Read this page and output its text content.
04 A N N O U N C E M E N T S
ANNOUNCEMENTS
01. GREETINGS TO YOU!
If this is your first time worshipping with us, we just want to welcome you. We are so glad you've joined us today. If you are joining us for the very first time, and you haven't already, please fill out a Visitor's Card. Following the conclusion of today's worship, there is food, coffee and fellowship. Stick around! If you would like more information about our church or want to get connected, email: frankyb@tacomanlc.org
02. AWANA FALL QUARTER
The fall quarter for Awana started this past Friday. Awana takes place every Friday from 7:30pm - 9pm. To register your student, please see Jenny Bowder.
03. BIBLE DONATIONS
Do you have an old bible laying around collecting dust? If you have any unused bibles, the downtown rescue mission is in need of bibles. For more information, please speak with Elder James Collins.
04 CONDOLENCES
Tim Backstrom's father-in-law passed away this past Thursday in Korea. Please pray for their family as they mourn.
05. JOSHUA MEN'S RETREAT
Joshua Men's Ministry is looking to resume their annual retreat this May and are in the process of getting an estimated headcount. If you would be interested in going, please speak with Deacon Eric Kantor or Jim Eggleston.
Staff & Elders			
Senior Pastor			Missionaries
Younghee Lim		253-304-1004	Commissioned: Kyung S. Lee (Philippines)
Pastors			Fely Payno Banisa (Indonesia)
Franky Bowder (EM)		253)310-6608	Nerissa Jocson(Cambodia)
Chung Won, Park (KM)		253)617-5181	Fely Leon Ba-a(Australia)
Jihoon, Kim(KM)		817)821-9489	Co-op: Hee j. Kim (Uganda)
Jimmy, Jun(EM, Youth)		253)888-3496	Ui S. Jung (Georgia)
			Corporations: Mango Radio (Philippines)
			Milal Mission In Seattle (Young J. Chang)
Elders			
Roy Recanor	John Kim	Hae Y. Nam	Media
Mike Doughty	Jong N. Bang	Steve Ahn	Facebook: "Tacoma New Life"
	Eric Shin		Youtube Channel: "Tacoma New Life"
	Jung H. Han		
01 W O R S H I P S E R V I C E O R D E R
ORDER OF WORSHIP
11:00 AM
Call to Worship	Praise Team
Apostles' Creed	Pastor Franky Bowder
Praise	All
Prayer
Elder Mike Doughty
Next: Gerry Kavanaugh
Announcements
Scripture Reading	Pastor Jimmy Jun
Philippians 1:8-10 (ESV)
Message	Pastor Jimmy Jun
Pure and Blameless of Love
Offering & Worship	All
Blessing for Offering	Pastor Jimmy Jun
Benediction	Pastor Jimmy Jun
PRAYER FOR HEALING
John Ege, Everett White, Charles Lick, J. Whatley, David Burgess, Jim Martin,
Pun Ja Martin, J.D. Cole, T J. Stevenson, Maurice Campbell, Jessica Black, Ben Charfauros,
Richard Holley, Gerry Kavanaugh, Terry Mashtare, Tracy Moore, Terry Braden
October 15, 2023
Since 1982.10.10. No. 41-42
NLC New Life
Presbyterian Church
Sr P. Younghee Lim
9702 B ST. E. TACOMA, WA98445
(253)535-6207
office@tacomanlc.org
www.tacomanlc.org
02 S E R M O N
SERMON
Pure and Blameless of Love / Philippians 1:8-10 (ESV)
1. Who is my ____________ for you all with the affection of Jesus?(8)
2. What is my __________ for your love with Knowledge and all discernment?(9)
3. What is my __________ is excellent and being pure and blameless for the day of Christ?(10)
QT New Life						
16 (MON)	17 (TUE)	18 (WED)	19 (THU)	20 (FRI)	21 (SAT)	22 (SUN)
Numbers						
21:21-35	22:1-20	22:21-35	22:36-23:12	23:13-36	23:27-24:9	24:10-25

▸ Stated problem
Copy each line from the data above that includes "Gerry".

▸ Completed exercise
Next: Gerry Kavanaugh
Richard Holley, Gerry Kavanaugh, Terry Mashtare, Tracy Moore, Terry Braden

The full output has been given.